### EXTRACTED ENTRIES
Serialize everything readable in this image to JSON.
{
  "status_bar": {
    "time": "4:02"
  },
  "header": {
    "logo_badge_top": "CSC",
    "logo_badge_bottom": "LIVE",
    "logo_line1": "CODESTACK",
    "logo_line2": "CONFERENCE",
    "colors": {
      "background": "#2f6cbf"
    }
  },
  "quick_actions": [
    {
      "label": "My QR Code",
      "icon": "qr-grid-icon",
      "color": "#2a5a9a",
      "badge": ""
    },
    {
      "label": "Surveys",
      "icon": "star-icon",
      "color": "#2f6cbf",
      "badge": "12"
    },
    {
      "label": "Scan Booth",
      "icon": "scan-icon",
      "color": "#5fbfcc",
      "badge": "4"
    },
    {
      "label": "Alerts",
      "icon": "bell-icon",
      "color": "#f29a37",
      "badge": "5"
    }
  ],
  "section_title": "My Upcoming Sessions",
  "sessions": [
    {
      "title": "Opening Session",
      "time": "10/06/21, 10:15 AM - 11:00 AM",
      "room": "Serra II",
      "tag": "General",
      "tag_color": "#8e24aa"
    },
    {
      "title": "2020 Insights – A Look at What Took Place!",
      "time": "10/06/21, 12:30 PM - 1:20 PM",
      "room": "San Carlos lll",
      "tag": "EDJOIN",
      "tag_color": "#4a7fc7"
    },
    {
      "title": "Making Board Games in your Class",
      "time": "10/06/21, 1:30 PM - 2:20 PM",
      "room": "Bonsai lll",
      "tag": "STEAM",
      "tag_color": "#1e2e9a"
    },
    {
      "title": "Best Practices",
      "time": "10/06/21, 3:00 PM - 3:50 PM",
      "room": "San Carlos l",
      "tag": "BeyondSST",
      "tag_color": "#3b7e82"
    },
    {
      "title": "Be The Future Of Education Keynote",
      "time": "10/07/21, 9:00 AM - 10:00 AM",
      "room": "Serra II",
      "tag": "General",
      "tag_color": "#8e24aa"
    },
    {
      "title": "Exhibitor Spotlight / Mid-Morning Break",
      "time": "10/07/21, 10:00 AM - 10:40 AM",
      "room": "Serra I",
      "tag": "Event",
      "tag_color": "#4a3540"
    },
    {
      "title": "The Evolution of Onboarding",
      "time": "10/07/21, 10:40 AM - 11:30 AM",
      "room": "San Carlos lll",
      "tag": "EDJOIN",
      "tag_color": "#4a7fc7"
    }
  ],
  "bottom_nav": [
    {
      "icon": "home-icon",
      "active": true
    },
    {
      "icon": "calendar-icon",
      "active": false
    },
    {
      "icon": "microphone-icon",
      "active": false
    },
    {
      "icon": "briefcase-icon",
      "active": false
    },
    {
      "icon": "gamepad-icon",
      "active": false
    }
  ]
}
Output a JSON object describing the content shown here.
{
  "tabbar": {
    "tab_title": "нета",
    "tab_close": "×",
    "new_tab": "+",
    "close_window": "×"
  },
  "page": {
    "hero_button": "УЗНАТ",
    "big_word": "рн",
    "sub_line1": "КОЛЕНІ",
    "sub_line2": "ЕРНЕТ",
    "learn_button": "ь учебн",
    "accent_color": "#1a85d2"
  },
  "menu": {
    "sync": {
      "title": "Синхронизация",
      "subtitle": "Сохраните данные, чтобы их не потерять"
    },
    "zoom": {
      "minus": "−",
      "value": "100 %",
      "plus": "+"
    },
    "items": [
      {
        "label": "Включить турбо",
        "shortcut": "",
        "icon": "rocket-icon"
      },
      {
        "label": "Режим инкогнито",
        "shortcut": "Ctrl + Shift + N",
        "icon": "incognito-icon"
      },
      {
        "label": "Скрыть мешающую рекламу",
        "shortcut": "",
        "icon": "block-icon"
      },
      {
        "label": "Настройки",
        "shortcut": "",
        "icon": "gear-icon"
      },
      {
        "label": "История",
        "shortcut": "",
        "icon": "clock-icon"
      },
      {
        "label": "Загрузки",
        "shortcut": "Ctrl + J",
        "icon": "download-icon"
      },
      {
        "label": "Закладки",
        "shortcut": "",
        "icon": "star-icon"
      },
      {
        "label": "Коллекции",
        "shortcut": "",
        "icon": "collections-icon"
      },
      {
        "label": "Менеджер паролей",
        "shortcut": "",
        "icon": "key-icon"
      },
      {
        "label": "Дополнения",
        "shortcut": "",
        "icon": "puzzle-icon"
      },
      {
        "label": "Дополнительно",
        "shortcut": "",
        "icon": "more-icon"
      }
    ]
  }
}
######
▶ _TASK STATEMENT_
Word for word, write out the data.

▶ _EXERCISE ANSWER_
Serialize everything readable in this image to JSON.
{
  "status_bar": {
    "time": "4:02"
  },
  "header": {
    "logo_badge_top": "CSC",
    "logo_badge_bottom": "LIVE",
    "logo_line1": "CODESTACK",
    "logo_line2": "CONFERENCE",
    "colors": {
      "background": "#2f6cbf"
    }
  },
  "quick_actions": [
    {
      "label": "My QR Code",
      "icon": "qr-grid-icon",
      "color": "#2a5a9a",
      "badge": ""
    },
    {
      "label": "Surveys",
      "icon": "star-icon",
      "color": "#2f6cbf",
      "badge": "12"
    },
    {
      "label": "Scan Booth",
      "icon": "scan-icon",
      "color": "#5fbfcc",
      "badge": "4"
    },
    {
      "label": "Alerts",
      "icon": "bell-icon",
      "color": "#f29a37",
      "badge": "5"
    }
  ],
  "section_title": "My Upcoming Sessions",
  "sessions": [
    {
      "title": "Opening Session",
      "time": "10/06/21, 10:15 AM - 11:00 AM",
      "room": "Serra II",
      "tag": "General",
      "tag_color": "#8e24aa"
    },
    {
      "title": "2020 Insights – A Look at What Took Place!",
      "time": "10/06/21, 12:30 PM - 1:20 PM",
      "room": "San Carlos lll",
      "tag": "EDJOIN",
      "tag_color": "#4a7fc7"
    },
    {
      "title": "Making Board Games in your Class",
      "time": "10/06/21, 1:30 PM - 2:20 PM",
      "room": "Bonsai lll",
      "tag": "STEAM",
      "tag_color": "#1e2e9a"
    },
    {
      "title": "Best Practices",
      "time": "10/06/21, 3:00 PM - 3:50 PM",
      "room": "San Carlos l",
      "tag": "BeyondSST",
      "tag_color": "#3b7e82"
    },
    {
      "title": "Be The Future Of Education Keynote",
      "time": "10/07/21, 9:00 AM - 10:00 AM",
      "room": "Serra II",
      "tag": "General",
      "tag_color": "#8e24aa"
    },
    {
      "title": "Exhibitor Spotlight / Mid-Morning Break",
      "time": "10/07/21, 10:00 AM - 10:40 AM",
      "room": "Serra I",
      "tag": "Event",
      "tag_color": "#4a3540"
    },
    {
      "title": "The Evolution of Onboarding",
      "time": "10/07/21, 10:40 AM - 11:30 AM",
      "room": "San Carlos lll",
      "tag": "EDJOIN",
      "tag_color": "#4a7fc7"
    }
  ],
  "bottom_nav": [
    {
      "icon": "home-icon",
      "active": true
    },
    {
      "icon": "calendar-icon",
      "active": false
    },
    {
      "icon": "microphone-icon",
      "active": false
    },
    {
      "icon": "briefcase-icon",
      "active": false
    },
    {
      "icon": "gamepad-icon",
      "active": false
    }
  ]
}
Output a JSON object describing the content shown here.
{
  "tabbar": {
    "tab_title": "нета",
    "tab_close": "×",
    "new_tab": "+",
    "close_window": "×"
  },
  "page": {
    "hero_button": "УЗНАТ",
    "big_word": "рн",
    "sub_line1": "КОЛЕНІ",
    "sub_line2": "ЕРНЕТ",
    "learn_button": "ь учебн",
    "accent_color": "#1a85d2"
  },
  "menu": {
    "sync": {
      "title": "Синхронизация",
      "subtitle": "Сохраните данные, чтобы их не потерять"
    },
    "zoom": {
      "minus": "−",
      "value": "100 %",
      "plus": "+"
    },
    "items": [
      {
        "label": "Включить турбо",
        "shortcut": "",
        "icon": "rocket-icon"
      },
      {
        "label": "Режим инкогнито",
        "shortcut": "Ctrl + Shift + N",
        "icon": "incognito-icon"
      },
      {
        "label": "Скрыть мешающую рекламу",
        "shortcut": "",
        "icon": "block-icon"
      },
      {
        "label": "Настройки",
        "shortcut": "",
        "icon": "gear-icon"
      },
      {
        "label": "История",
        "shortcut": "",
        "icon": "clock-icon"
      },
      {
        "label": "Загрузки",
        "shortcut": "Ctrl + J",
        "icon": "download-icon"
      },
      {
        "label": "Закладки",
        "shortcut": "",
        "icon": "star-icon"
      },
      {
        "label": "Коллекции",
        "shortcut": "",
        "icon": "collections-icon"
      },
      {
        "label": "Менеджер паролей",
        "shortcut": "",
        "icon": "key-icon"
      },
      {
        "label": "Дополнения",
        "shortcut": "",
        "icon": "puzzle-icon"
      },
      {
        "label": "Дополнительно",
        "shortcut": "",
        "icon": "more-icon"
      }
    ]
  }
}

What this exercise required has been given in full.